WHAT TO DO
Write out each record below exactly as it appears, with no pictures.

= = = = = = =

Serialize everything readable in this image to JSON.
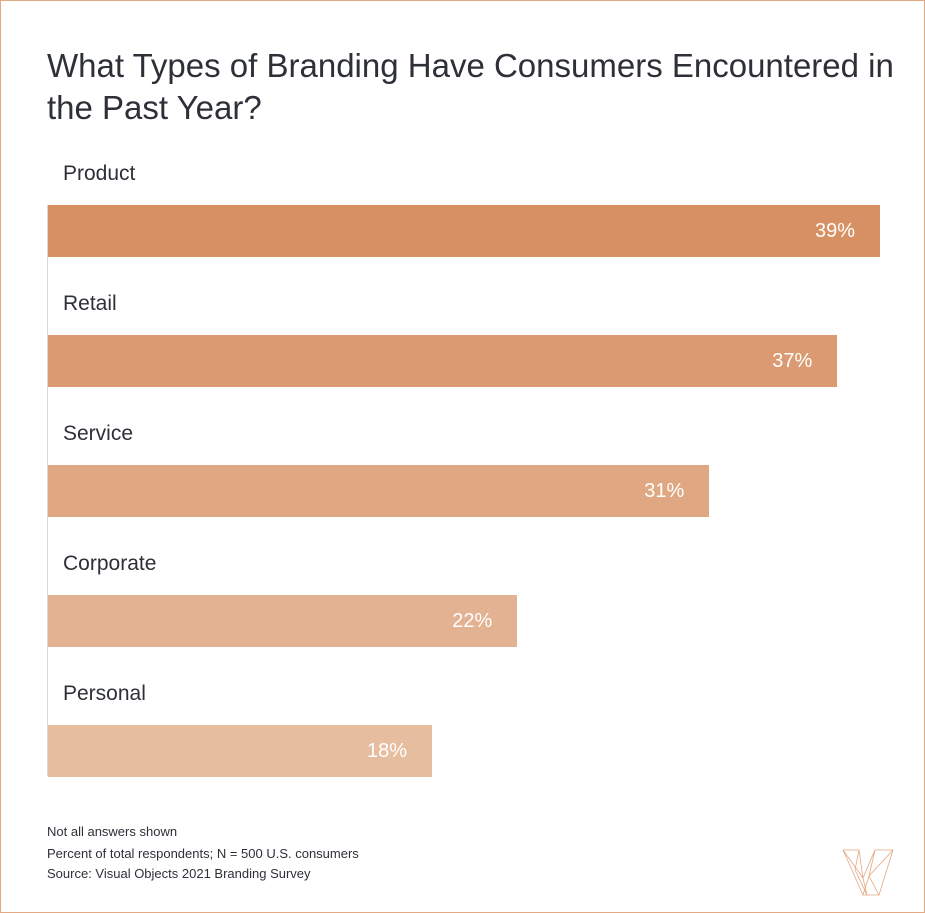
{
  "chart_data": {
    "type": "bar",
    "orientation": "horizontal",
    "title": "What Types of Branding Have Consumers Encountered in the Past Year?",
    "categories": [
      "Product",
      "Retail",
      "Service",
      "Corporate",
      "Personal"
    ],
    "values": [
      39,
      37,
      31,
      22,
      18
    ],
    "value_labels": [
      "39%",
      "37%",
      "31%",
      "22%",
      "18%"
    ],
    "colors": [
      "#d79063",
      "#db9a71",
      "#e0a882",
      "#e3b292",
      "#e6bd9f"
    ],
    "xlim": [
      0,
      39
    ],
    "grid": false,
    "legend": "none"
  },
  "notes": [
    "Not all answers shown",
    "Percent of total respondents; N = 500 U.S. consumers",
    "Source: Visual Objects 2021 Branding Survey"
  ],
  "logo": {
    "icon": "visual-objects-v-logo",
    "color": "#e2a882"
  },
  "border_color": "#e2a882"
}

= = = = = = =

SOLUTION TO THIS TASK
Serialize everything readable in this image to JSON.
{
  "chart_data": {
    "type": "bar",
    "orientation": "horizontal",
    "title": "What Types of Branding Have Consumers Encountered in the Past Year?",
    "categories": [
      "Product",
      "Retail",
      "Service",
      "Corporate",
      "Personal"
    ],
    "values": [
      39,
      37,
      31,
      22,
      18
    ],
    "value_labels": [
      "39%",
      "37%",
      "31%",
      "22%",
      "18%"
    ],
    "colors": [
      "#d79063",
      "#db9a71",
      "#e0a882",
      "#e3b292",
      "#e6bd9f"
    ],
    "xlim": [
      0,
      39
    ],
    "grid": false,
    "legend": "none"
  },
  "notes": [
    "Not all answers shown",
    "Percent of total respondents; N = 500 U.S. consumers",
    "Source: Visual Objects 2021 Branding Survey"
  ],
  "logo": {
    "icon": "visual-objects-v-logo",
    "color": "#e2a882"
  },
  "border_color": "#e2a882"
}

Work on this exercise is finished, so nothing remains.